List every word or phrase that the passage below about the Buffalo marijuana arrest puts in quotation marks.

-- Start Passage shown --

The context of your article suggested that university students may have been involved in the events; this is untrue. It further seemed to imply that I was smoking pot. This is also without basis in fact. Neither my wife nor I has ever used or possessed an illegal drug, nor are we charged with this even in the case manufactured by the police. What we are accused of is “maintaining a premise”—i.e., keeping up the mortgage payments and maintaining in good repair our home in which other people are alleged to have been in possession of marijuana.

Beyond this legal considerations forbid my going at the moment, though I suppose two items could be added without indiscretion. First, I was initially surprised and pleased that the cops did not tear my first-floor study apart after they had crashed in on me: I attribute their unlooked-for courtesy either to a lurking respect for professors (they were only really rough—as could have been predicted—with the two Negro boys in the house at the time), or to their being unnerved at finding themselves for once in so grand a neighborhood (one of them could not help exclaiming in awe, “You can bet this is the biggest house I ever seen!”). But I have learned since, alas, that their whole “search” of the premises was a perfunctory sham—except on the third floor, where their young agent had been sent in an hour before the bust to leave a “little present” of marijuana, and where, she had assured them (exiting just five minutes before), it safely reposed. And second, the movie we were headed for was Casino Royale—a spy and pursuit film which, for obvious reasons, we have felt no need to see since.

I do not mean to say that even the courtroom is not penetrated by the hysteria that affects the community; at our original arraignment, for instance, a respectable judge was disturbed enough to lose all sense of decorum and to lecture those attending the proceedings (quite as if he were speaking over the heads of a group of condemned criminals) on the folly of considering a university a place where one learns “through the sweat of marijuana smoke…. They are taught this is not habit-forming. The records indicate otherwise.” There is, finally, little doubt that agencies entrusted with law-enforcement have in Buffalo become instrumental in creating an atmosphere in which not only I, but my wife and children are persecuted and chivvied (largely for the simple fault of being my wife and children), my whole life at home and at school harried—quite as if we were all living in a Nazi or Communist totalitarian state supervised by Thought Police.

Even my children’s friends have had to pay for their friendship, as the police have diligently tried to shore up their shaky case. One of them, as a matter of fact, was arrested before the 29th of April in the company of the same teeny-bopper spy who swore out our warrant; though it remains unclear whether this was a rehearsal for her, or the occasion of recruiting her for “police work.” Since our arrest, there have been a couple more: one of a girl who plays in the same rock-and-roll group as my youngest son—the most shameless frame-up of all, in which, according to her story, the police simply broke down her door, walked into the middle of her living room, plunked down a packet of marijuana on a table, and looking up with a smirk, said, “Hey, see what we found!” More publicized was the second, which involved the arrest in their farmhouse home of what the police called “the operator of an electronic-psychedelic nightclub” and his wife—along with two of my sons and my daughter-in-law who had just come to call.

-- End Passage shown --
-- Start Material provided --

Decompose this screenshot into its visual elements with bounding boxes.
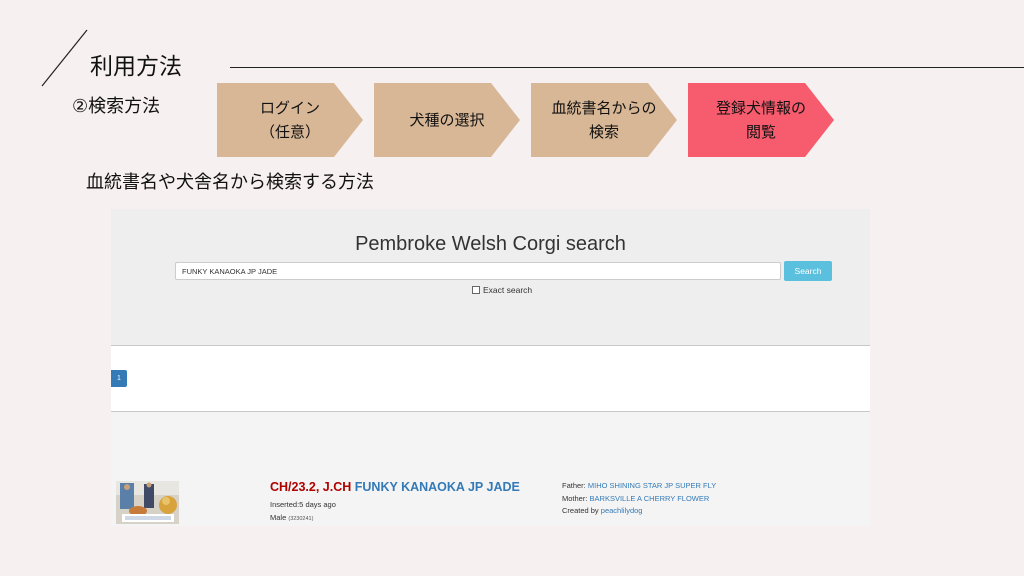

-- End Material provided --

* Full solution
1. maintaining a premise
2. You can bet this is the biggest house I ever seen!
3. search
4. little present
5. through the sweat of marijuana smoke…. They are taught this is not habit-forming. The records indicate otherwise.
6. police work
7. Hey, see what we found!
8. the operator of an electronic-psychedelic nightclub